BRIEF:
Leave the pictures out. Return all other data exactly.

- - - - - - -

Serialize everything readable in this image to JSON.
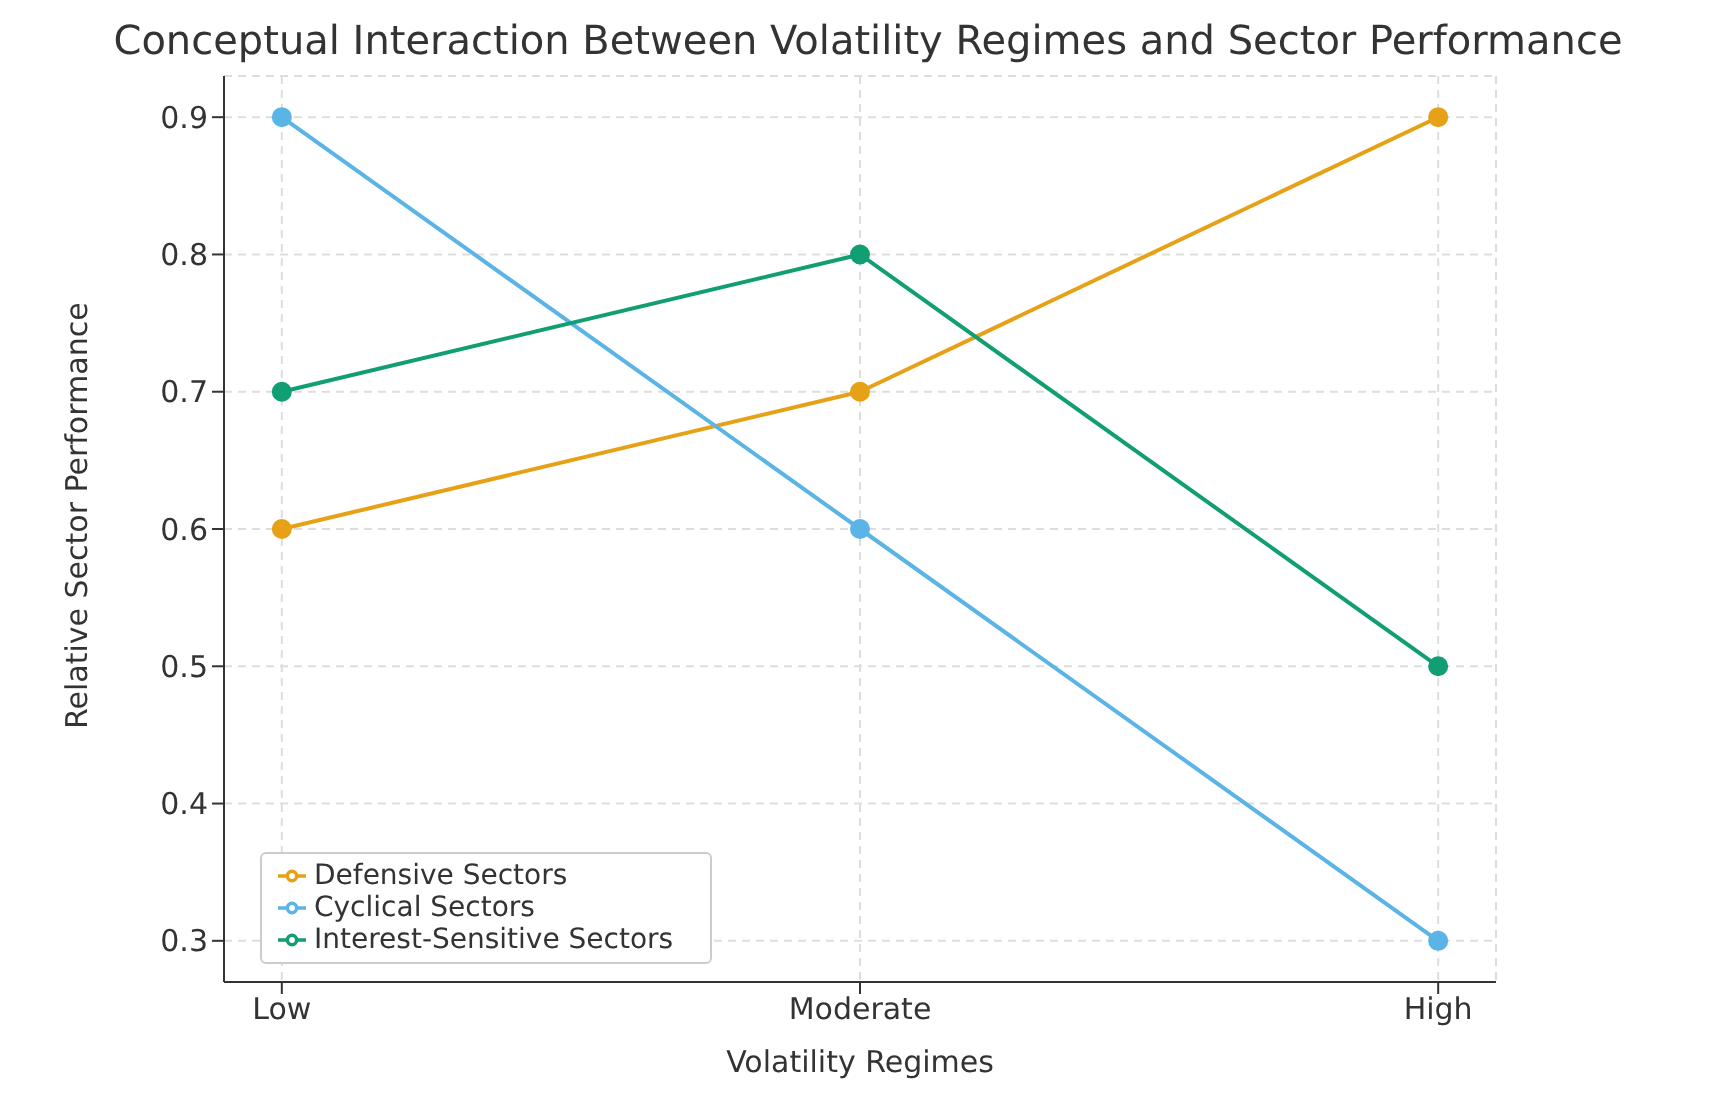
{
  "chart_data": {
    "type": "line",
    "title": "Conceptual Interaction Between Volatility Regimes and Sector Performance",
    "xlabel": "Volatility Regimes",
    "ylabel": "Relative Sector Performance",
    "categories": [
      "Low",
      "Moderate",
      "High"
    ],
    "series": [
      {
        "name": "Defensive Sectors",
        "color": "#e6a117",
        "values": [
          0.6,
          0.7,
          0.9
        ]
      },
      {
        "name": "Cyclical Sectors",
        "color": "#5ab4e6",
        "values": [
          0.9,
          0.6,
          0.3
        ]
      },
      {
        "name": "Interest-Sensitive Sectors",
        "color": "#119e73",
        "values": [
          0.7,
          0.8,
          0.5
        ]
      }
    ],
    "ylim": [
      0.27,
      0.93
    ],
    "yticks": [
      0.3,
      0.4,
      0.5,
      0.6,
      0.7,
      0.8,
      0.9
    ],
    "grid": true,
    "legend": "bottom left",
    "marker": "circle",
    "line_style": "solid"
  }
}
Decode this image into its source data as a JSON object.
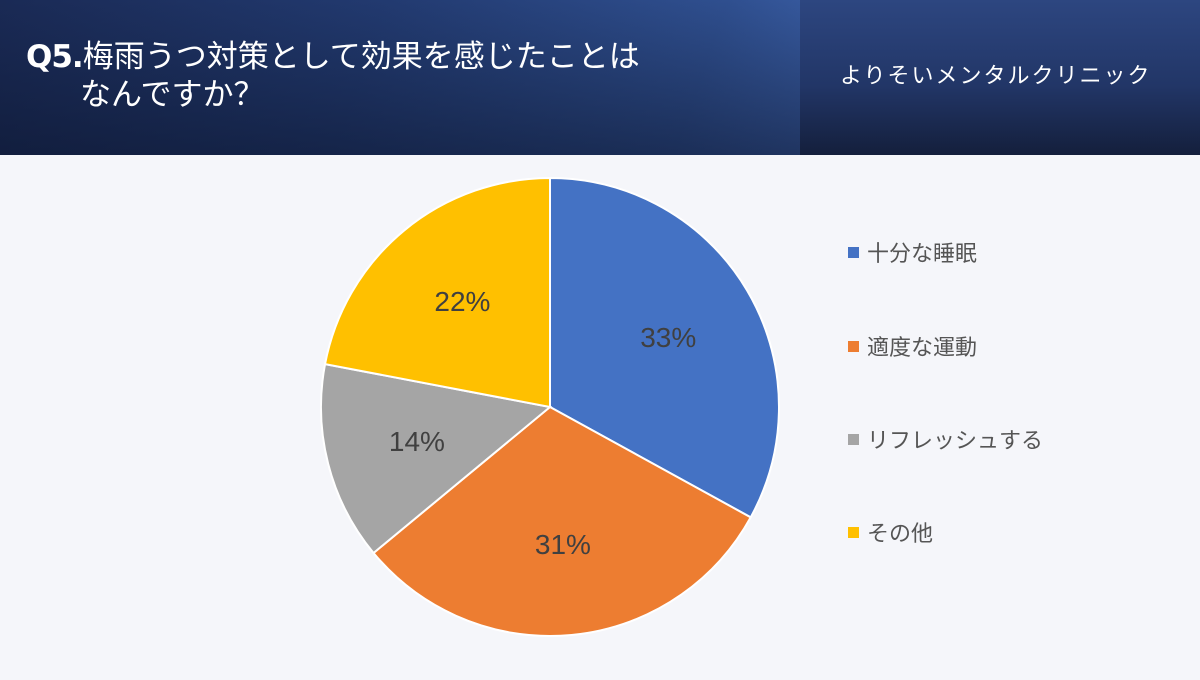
{
  "header": {
    "question_prefix": "Q5.",
    "question_line1": "梅雨うつ対策として効果を感じたことは",
    "question_line2": "なんですか？",
    "clinic_name": "よりそいメンタルクリニック"
  },
  "legend": [
    {
      "label": "十分な睡眠",
      "color": "#4472C4"
    },
    {
      "label": "適度な運動",
      "color": "#ED7D31"
    },
    {
      "label": "リフレッシュする",
      "color": "#A5A5A5"
    },
    {
      "label": "その他",
      "color": "#FFC000"
    }
  ],
  "chart_data": {
    "type": "pie",
    "title": "Q5.梅雨うつ対策として効果を感じたことはなんですか？",
    "categories": [
      "十分な睡眠",
      "適度な運動",
      "リフレッシュする",
      "その他"
    ],
    "values": [
      33,
      31,
      14,
      22
    ],
    "labels": [
      "33%",
      "31%",
      "14%",
      "22%"
    ],
    "colors": [
      "#4472C4",
      "#ED7D31",
      "#A5A5A5",
      "#FFC000"
    ],
    "start_angle": "12 o'clock, clockwise",
    "legend_position": "right"
  }
}
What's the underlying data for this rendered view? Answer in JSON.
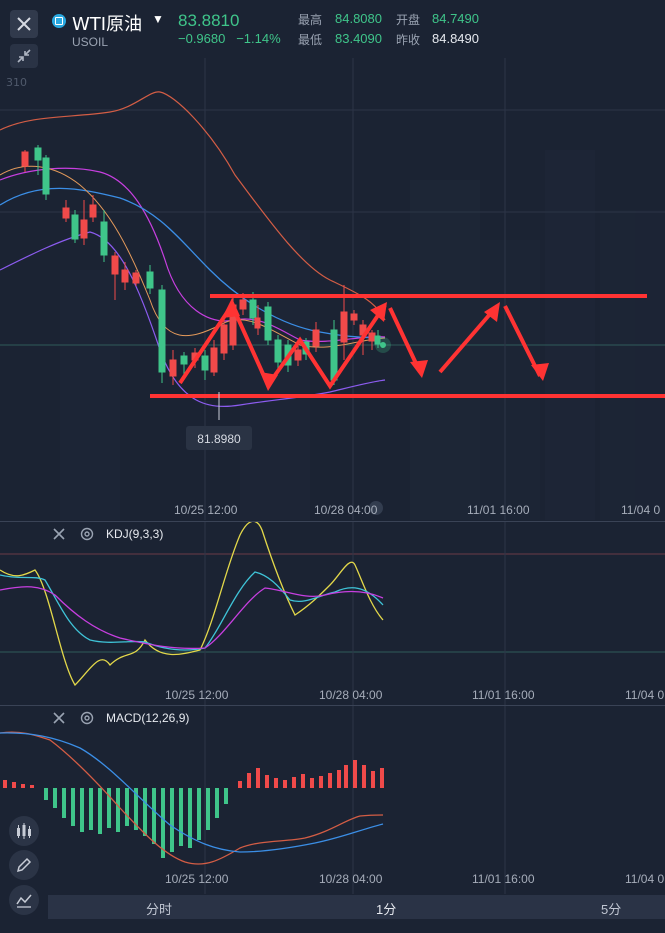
{
  "header": {
    "symbol_name": "WTI原油",
    "symbol_code": "USOIL",
    "price": "83.8810",
    "change": "−0.9680",
    "change_pct": "−1.14%",
    "stats": {
      "high_label": "最高",
      "high": "84.8080",
      "open_label": "开盘",
      "open": "84.7490",
      "low_label": "最低",
      "low": "83.4090",
      "prev_label": "昨收",
      "prev_close": "84.8490"
    },
    "scale_stub": "310"
  },
  "main_chart": {
    "low_marker": "81.8980",
    "time_labels": [
      "10/25 12:00",
      "10/28 04:00",
      "11/01 16:00",
      "11/04 0"
    ]
  },
  "kdj": {
    "label": "KDJ(9,3,3)",
    "time_labels": [
      "10/25 12:00",
      "10/28 04:00",
      "11/01 16:00",
      "11/04 0"
    ]
  },
  "macd": {
    "label": "MACD(12,26,9)",
    "time_labels": [
      "10/25 12:00",
      "10/28 04:00",
      "11/01 16:00",
      "11/04 0"
    ]
  },
  "timeframes": {
    "items": [
      "分时",
      "1分",
      "5分"
    ],
    "active": "1分"
  },
  "icons": [
    "close-icon",
    "shrink-icon",
    "caret-down-icon",
    "candles-icon",
    "pencil-icon",
    "indicator-icon",
    "gear-icon"
  ],
  "colors": {
    "up_green": "#3fc58a",
    "down_red": "#f04a4a",
    "arrow_red": "#ff3333",
    "bg": "#1b2333"
  }
}
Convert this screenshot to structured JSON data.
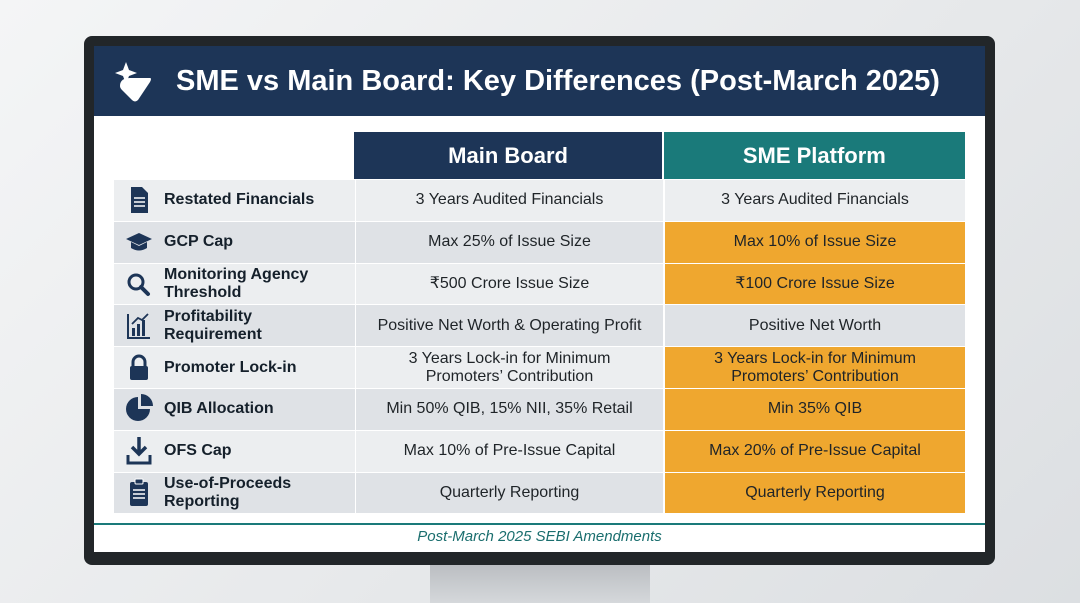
{
  "header": {
    "title": "SME vs Main Board: Key Differences (Post-March 2025)"
  },
  "table": {
    "columns": [
      "Main Board",
      "SME Platform"
    ],
    "rows": [
      {
        "label": "Restated Financials",
        "cells": [
          "3 Years Audited Financials",
          "3 Years Audited Financials"
        ],
        "highlight": false
      },
      {
        "label": "GCP Cap",
        "cells": [
          "Max 25% of Issue Size",
          "Max 10% of Issue Size"
        ],
        "highlight": true
      },
      {
        "label": "Monitoring Agency Threshold",
        "cells": [
          "₹500 Crore Issue Size",
          "₹100 Crore Issue Size"
        ],
        "highlight": true
      },
      {
        "label": "Profitability Requirement",
        "cells": [
          "Positive Net Worth & Operating Profit",
          "Positive Net Worth"
        ],
        "highlight": false
      },
      {
        "label": "Promoter Lock-in",
        "cells": [
          "3 Years Lock-in for Minimum Promoters’ Contribution",
          "3 Years Lock-in for Minimum Promoters’ Contribution"
        ],
        "highlight": true
      },
      {
        "label": "QIB Allocation",
        "cells": [
          "Min 50% QIB, 15% NII, 35% Retail",
          "Min 35% QIB"
        ],
        "highlight": true
      },
      {
        "label": "OFS Cap",
        "cells": [
          "Max 10% of Pre-Issue Capital",
          "Max 20% of Pre-Issue Capital"
        ],
        "highlight": true
      },
      {
        "label": "Use-of-Proceeds Reporting",
        "cells": [
          "Quarterly Reporting",
          "Quarterly Reporting"
        ],
        "highlight": true
      }
    ]
  },
  "footer": "Post-March 2025 SEBI Amendments"
}
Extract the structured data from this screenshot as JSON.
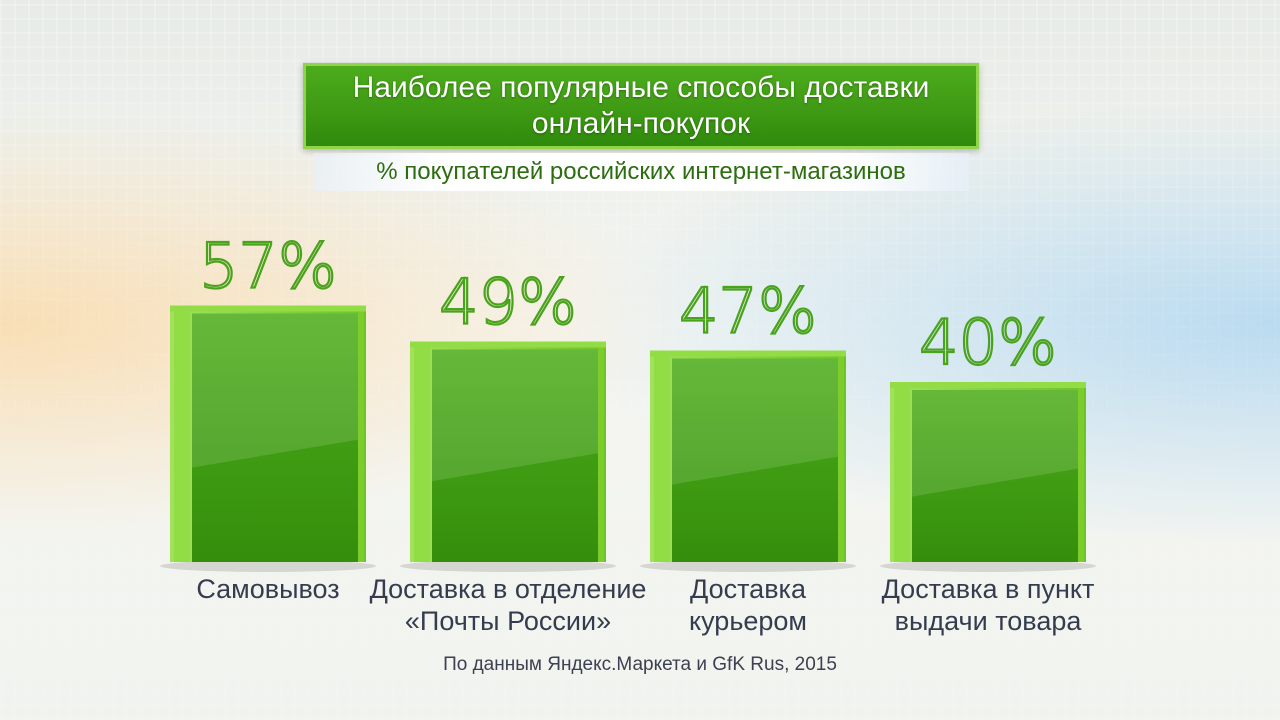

- - - - - - -

RESULT OF THE EXERCISE:
Serialize everything readable in this image to JSON.
{
  "chart_data": {
    "type": "line",
    "title": "Conceptual Interaction Between Volatility Regimes and Sector Performance",
    "xlabel": "Volatility Regimes",
    "ylabel": "Relative Sector Performance",
    "categories": [
      "Low",
      "Moderate",
      "High"
    ],
    "series": [
      {
        "name": "Defensive Sectors",
        "color": "#e6a117",
        "values": [
          0.6,
          0.7,
          0.9
        ]
      },
      {
        "name": "Cyclical Sectors",
        "color": "#5ab4e6",
        "values": [
          0.9,
          0.6,
          0.3
        ]
      },
      {
        "name": "Interest-Sensitive Sectors",
        "color": "#119e73",
        "values": [
          0.7,
          0.8,
          0.5
        ]
      }
    ],
    "ylim": [
      0.27,
      0.93
    ],
    "yticks": [
      0.3,
      0.4,
      0.5,
      0.6,
      0.7,
      0.8,
      0.9
    ],
    "grid": true,
    "legend": "bottom left",
    "marker": "circle",
    "line_style": "solid"
  }
}
Decode this image into its source data as a JSON object.
{
  "header": {
    "question_prefix": "Q5.",
    "question_line1": "梅雨うつ対策として効果を感じたことは",
    "question_line2": "なんですか？",
    "clinic_name": "よりそいメンタルクリニック"
  },
  "legend": [
    {
      "label": "十分な睡眠",
      "color": "#4472C4"
    },
    {
      "label": "適度な運動",
      "color": "#ED7D31"
    },
    {
      "label": "リフレッシュする",
      "color": "#A5A5A5"
    },
    {
      "label": "その他",
      "color": "#FFC000"
    }
  ],
  "chart_data": {
    "type": "pie",
    "title": "Q5.梅雨うつ対策として効果を感じたことはなんですか？",
    "categories": [
      "十分な睡眠",
      "適度な運動",
      "リフレッシュする",
      "その他"
    ],
    "values": [
      33,
      31,
      14,
      22
    ],
    "labels": [
      "33%",
      "31%",
      "14%",
      "22%"
    ],
    "colors": [
      "#4472C4",
      "#ED7D31",
      "#A5A5A5",
      "#FFC000"
    ],
    "start_angle": "12 o'clock, clockwise",
    "legend_position": "right"
  }
}
What's the underlying data for this rendered view? Answer in JSON.
{
  "header": {
    "symbol_name": "WTI原油",
    "symbol_code": "USOIL",
    "price": "83.8810",
    "change": "−0.9680",
    "change_pct": "−1.14%",
    "stats": {
      "high_label": "最高",
      "high": "84.8080",
      "open_label": "开盘",
      "open": "84.7490",
      "low_label": "最低",
      "low": "83.4090",
      "prev_label": "昨收",
      "prev_close": "84.8490"
    },
    "scale_stub": "310"
  },
  "main_chart": {
    "low_marker": "81.8980",
    "time_labels": [
      "10/25 12:00",
      "10/28 04:00",
      "11/01 16:00",
      "11/04 0"
    ]
  },
  "kdj": {
    "label": "KDJ(9,3,3)",
    "time_labels": [
      "10/25 12:00",
      "10/28 04:00",
      "11/01 16:00",
      "11/04 0"
    ]
  },
  "macd": {
    "label": "MACD(12,26,9)",
    "time_labels": [
      "10/25 12:00",
      "10/28 04:00",
      "11/01 16:00",
      "11/04 0"
    ]
  },
  "timeframes": {
    "items": [
      "分时",
      "1分",
      "5分"
    ],
    "active": "1分"
  },
  "icons": [
    "close-icon",
    "shrink-icon",
    "caret-down-icon",
    "candles-icon",
    "pencil-icon",
    "indicator-icon",
    "gear-icon"
  ],
  "colors": {
    "up_green": "#3fc58a",
    "down_red": "#f04a4a",
    "arrow_red": "#ff3333",
    "bg": "#1b2333"
  }
}
Convert this screenshot to structured JSON data.
{
  "header": {
    "title": "SME vs Main Board: Key Differences (Post-March 2025)"
  },
  "table": {
    "columns": [
      "Main Board",
      "SME Platform"
    ],
    "rows": [
      {
        "label": "Restated Financials",
        "cells": [
          "3 Years Audited Financials",
          "3 Years Audited Financials"
        ],
        "highlight": false
      },
      {
        "label": "GCP Cap",
        "cells": [
          "Max 25% of Issue Size",
          "Max 10% of Issue Size"
        ],
        "highlight": true
      },
      {
        "label": "Monitoring Agency Threshold",
        "cells": [
          "₹500 Crore Issue Size",
          "₹100 Crore Issue Size"
        ],
        "highlight": true
      },
      {
        "label": "Profitability Requirement",
        "cells": [
          "Positive Net Worth & Operating Profit",
          "Positive Net Worth"
        ],
        "highlight": false
      },
      {
        "label": "Promoter Lock-in",
        "cells": [
          "3 Years Lock-in for Minimum Promoters’ Contribution",
          "3 Years Lock-in for Minimum Promoters’ Contribution"
        ],
        "highlight": true
      },
      {
        "label": "QIB Allocation",
        "cells": [
          "Min 50% QIB, 15% NII, 35% Retail",
          "Min 35% QIB"
        ],
        "highlight": true
      },
      {
        "label": "OFS Cap",
        "cells": [
          "Max 10% of Pre-Issue Capital",
          "Max 20% of Pre-Issue Capital"
        ],
        "highlight": true
      },
      {
        "label": "Use-of-Proceeds Reporting",
        "cells": [
          "Quarterly Reporting",
          "Quarterly Reporting"
        ],
        "highlight": true
      }
    ]
  },
  "footer": "Post-March 2025 SEBI Amendments"
}
Extract the structured data from this screenshot as JSON.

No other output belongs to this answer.